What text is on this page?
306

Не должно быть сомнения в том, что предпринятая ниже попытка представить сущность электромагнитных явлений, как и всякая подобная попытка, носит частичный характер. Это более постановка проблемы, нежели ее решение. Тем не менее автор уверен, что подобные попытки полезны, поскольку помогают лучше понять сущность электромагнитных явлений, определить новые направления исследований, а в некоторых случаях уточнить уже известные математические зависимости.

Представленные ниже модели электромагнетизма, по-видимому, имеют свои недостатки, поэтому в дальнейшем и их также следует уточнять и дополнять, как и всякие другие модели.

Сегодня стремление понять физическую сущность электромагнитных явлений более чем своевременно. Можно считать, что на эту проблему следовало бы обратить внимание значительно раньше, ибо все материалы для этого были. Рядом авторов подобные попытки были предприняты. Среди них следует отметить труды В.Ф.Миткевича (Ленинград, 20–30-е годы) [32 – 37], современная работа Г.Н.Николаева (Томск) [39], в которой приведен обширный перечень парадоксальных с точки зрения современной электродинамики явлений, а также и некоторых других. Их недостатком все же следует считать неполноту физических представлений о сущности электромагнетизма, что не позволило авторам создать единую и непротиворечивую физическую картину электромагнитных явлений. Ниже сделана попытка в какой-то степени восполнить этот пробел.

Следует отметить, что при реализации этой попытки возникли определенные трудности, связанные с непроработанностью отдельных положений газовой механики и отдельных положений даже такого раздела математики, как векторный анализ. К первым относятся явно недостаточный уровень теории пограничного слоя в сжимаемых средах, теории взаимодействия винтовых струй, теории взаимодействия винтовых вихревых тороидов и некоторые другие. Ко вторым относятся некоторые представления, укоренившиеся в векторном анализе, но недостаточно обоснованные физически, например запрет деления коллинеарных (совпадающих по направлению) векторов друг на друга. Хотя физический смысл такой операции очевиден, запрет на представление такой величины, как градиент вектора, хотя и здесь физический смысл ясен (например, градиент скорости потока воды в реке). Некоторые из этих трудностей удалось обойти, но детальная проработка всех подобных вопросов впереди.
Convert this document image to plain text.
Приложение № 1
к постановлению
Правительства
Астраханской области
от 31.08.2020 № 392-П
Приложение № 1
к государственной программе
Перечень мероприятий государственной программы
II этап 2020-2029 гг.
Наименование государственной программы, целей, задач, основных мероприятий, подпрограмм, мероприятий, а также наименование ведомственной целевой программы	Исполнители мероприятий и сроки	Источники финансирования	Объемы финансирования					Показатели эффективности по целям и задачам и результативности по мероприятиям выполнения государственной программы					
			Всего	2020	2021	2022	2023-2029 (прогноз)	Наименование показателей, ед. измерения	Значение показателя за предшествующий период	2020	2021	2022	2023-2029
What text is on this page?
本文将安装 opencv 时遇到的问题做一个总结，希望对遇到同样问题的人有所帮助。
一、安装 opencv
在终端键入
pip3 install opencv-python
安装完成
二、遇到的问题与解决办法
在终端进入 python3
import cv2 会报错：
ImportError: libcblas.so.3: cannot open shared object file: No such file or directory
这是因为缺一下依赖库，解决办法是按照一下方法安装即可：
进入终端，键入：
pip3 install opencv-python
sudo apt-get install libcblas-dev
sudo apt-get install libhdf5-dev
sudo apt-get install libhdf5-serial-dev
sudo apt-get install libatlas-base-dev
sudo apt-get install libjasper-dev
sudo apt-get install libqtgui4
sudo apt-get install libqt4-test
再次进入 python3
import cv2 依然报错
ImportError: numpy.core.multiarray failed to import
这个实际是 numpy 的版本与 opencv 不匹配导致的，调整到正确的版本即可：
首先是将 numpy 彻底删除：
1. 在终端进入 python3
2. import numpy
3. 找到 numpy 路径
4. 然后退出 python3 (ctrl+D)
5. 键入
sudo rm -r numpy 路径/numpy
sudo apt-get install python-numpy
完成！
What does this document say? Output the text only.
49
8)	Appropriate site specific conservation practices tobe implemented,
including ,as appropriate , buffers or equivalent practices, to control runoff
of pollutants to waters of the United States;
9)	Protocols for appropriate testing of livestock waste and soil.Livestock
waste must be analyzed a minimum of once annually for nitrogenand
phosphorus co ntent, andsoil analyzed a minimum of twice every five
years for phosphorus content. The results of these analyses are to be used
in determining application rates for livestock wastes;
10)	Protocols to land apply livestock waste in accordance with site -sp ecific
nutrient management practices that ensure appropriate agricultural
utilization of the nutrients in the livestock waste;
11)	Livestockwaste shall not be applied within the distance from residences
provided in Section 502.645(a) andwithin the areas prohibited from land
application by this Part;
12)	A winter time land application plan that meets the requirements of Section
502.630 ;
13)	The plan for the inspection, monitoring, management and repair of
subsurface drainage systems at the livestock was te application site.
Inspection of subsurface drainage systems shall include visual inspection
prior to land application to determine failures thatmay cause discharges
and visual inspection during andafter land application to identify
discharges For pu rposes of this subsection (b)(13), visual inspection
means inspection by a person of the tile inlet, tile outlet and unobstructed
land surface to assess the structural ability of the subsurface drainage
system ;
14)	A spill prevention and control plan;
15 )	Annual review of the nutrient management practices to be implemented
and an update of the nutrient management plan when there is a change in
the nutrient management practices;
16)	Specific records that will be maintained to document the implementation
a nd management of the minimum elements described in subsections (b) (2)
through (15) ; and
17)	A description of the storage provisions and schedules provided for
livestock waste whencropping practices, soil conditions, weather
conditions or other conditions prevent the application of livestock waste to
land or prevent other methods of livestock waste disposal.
◇ ◇ ◇ ◇ ◇ ◇ ◇
§ **WHAT IS REQUIRED**: Would you reproduce all the entries exactly?

§ **RESULT OF THE EXERCISE**:
What text is on this page?
306

Не должно быть сомнения в том, что предпринятая ниже попытка представить сущность электромагнитных явлений, как и всякая подобная попытка, носит частичный характер. Это более постановка проблемы, нежели ее решение. Тем не менее автор уверен, что подобные попытки полезны, поскольку помогают лучше понять сущность электромагнитных явлений, определить новые направления исследований, а в некоторых случаях уточнить уже известные математические зависимости.

Представленные ниже модели электромагнетизма, по-видимому, имеют свои недостатки, поэтому в дальнейшем и их также следует уточнять и дополнять, как и всякие другие модели.

Сегодня стремление понять физическую сущность электромагнитных явлений более чем своевременно. Можно считать, что на эту проблему следовало бы обратить внимание значительно раньше, ибо все материалы для этого были. Рядом авторов подобные попытки были предприняты. Среди них следует отметить труды В.Ф.Миткевича (Ленинград, 20–30-е годы) [32 – 37], современная работа Г.Н.Николаева (Томск) [39], в которой приведен обширный перечень парадоксальных с точки зрения современной электродинамики явлений, а также и некоторых других. Их недостатком все же следует считать неполноту физических представлений о сущности электромагнетизма, что не позволило авторам создать единую и непротиворечивую физическую картину электромагнитных явлений. Ниже сделана попытка в какой-то степени восполнить этот пробел.

Следует отметить, что при реализации этой попытки возникли определенные трудности, связанные с непроработанностью отдельных положений газовой механики и отдельных положений даже такого раздела математики, как векторный анализ. К первым относятся явно недостаточный уровень теории пограничного слоя в сжимаемых средах, теории взаимодействия винтовых струй, теории взаимодействия винтовых вихревых тороидов и некоторые другие. Ко вторым относятся некоторые представления, укоренившиеся в векторном анализе, но недостаточно обоснованные физически, например запрет деления коллинеарных (совпадающих по направлению) векторов друг на друга. Хотя физический смысл такой операции очевиден, запрет на представление такой величины, как градиент вектора, хотя и здесь физический смысл ясен (например, градиент скорости потока воды в реке). Некоторые из этих трудностей удалось обойти, но детальная проработка всех подобных вопросов впереди.
Convert this document image to plain text.
Приложение № 1
к постановлению
Правительства
Астраханской области
от 31.08.2020 № 392-П
Приложение № 1
к государственной программе
Перечень мероприятий государственной программы
II этап 2020-2029 гг.
Наименование государственной программы, целей, задач, основных мероприятий, подпрограмм, мероприятий, а также наименование ведомственной целевой программы	Исполнители мероприятий и сроки	Источники финансирования	Объемы финансирования					Показатели эффективности по целям и задачам и результативности по мероприятиям выполнения государственной программы					
			Всего	2020	2021	2022	2023-2029 (прогноз)	Наименование показателей, ед. измерения	Значение показателя за предшествующий период	2020	2021	2022	2023-2029
What text is on this page?
本文将安装 opencv 时遇到的问题做一个总结，希望对遇到同样问题的人有所帮助。
一、安装 opencv
在终端键入
pip3 install opencv-python
安装完成
二、遇到的问题与解决办法
在终端进入 python3
import cv2 会报错：
ImportError: libcblas.so.3: cannot open shared object file: No such file or directory
这是因为缺一下依赖库，解决办法是按照一下方法安装即可：
进入终端，键入：
pip3 install opencv-python
sudo apt-get install libcblas-dev
sudo apt-get install libhdf5-dev
sudo apt-get install libhdf5-serial-dev
sudo apt-get install libatlas-base-dev
sudo apt-get install libjasper-dev
sudo apt-get install libqtgui4
sudo apt-get install libqt4-test
再次进入 python3
import cv2 依然报错
ImportError: numpy.core.multiarray failed to import
这个实际是 numpy 的版本与 opencv 不匹配导致的，调整到正确的版本即可：
首先是将 numpy 彻底删除：
1. 在终端进入 python3
2. import numpy
3. 找到 numpy 路径
4. 然后退出 python3 (ctrl+D)
5. 键入
sudo rm -r numpy 路径/numpy
sudo apt-get install python-numpy
完成！
What does this document say? Output the text only.
49
8)	Appropriate site specific conservation practices tobe implemented,
including ,as appropriate , buffers or equivalent practices, to control runoff
of pollutants to waters of the United States;
9)	Protocols for appropriate testing of livestock waste and soil.Livestock
waste must be analyzed a minimum of once annually for nitrogenand
phosphorus co ntent, andsoil analyzed a minimum of twice every five
years for phosphorus content. The results of these analyses are to be used
in determining application rates for livestock wastes;
10)	Protocols to land apply livestock waste in accordance with site -sp ecific
nutrient management practices that ensure appropriate agricultural
utilization of the nutrients in the livestock waste;
11)	Livestockwaste shall not be applied within the distance from residences
provided in Section 502.645(a) andwithin the areas prohibited from land
application by this Part;
12)	A winter time land application plan that meets the requirements of Section
502.630 ;
13)	The plan for the inspection, monitoring, management and repair of
subsurface drainage systems at the livestock was te application site.
Inspection of subsurface drainage systems shall include visual inspection
prior to land application to determine failures thatmay cause discharges
and visual inspection during andafter land application to identify
discharges For pu rposes of this subsection (b)(13), visual inspection
means inspection by a person of the tile inlet, tile outlet and unobstructed
land surface to assess the structural ability of the subsurface drainage
system ;
14)	A spill prevention and control plan;
15 )	Annual review of the nutrient management practices to be implemented
and an update of the nutrient management plan when there is a change in
the nutrient management practices;
16)	Specific records that will be maintained to document the implementation
a nd management of the minimum elements described in subsections (b) (2)
through (15) ; and
17)	A description of the storage provisions and schedules provided for
livestock waste whencropping practices, soil conditions, weather
conditions or other conditions prevent the application of livestock waste to
land or prevent other methods of livestock waste disposal.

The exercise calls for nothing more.